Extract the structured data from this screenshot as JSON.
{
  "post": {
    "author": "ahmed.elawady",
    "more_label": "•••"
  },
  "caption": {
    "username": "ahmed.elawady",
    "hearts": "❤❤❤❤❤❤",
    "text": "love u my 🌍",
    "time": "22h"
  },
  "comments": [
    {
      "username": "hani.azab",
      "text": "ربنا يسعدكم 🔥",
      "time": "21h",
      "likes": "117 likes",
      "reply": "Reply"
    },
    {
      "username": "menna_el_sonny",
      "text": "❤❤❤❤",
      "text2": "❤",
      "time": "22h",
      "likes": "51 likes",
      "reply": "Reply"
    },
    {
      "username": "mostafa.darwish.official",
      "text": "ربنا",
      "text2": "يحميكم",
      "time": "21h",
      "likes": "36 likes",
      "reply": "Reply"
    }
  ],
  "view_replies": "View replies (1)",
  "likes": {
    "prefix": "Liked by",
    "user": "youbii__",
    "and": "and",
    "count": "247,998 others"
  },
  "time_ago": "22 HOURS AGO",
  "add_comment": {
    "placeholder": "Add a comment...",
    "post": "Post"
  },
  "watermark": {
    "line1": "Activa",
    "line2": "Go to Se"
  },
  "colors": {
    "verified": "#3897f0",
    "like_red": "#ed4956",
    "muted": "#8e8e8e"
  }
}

- _DESCRIPTION OF THE TASK_:
Go through the listing above and locate each line that holds the word "ahmed". Copy those lines.

- _ANSWER TO THE PROBLEM_:
    "author": "ahmed.elawady",
    "username": "ahmed.elawady",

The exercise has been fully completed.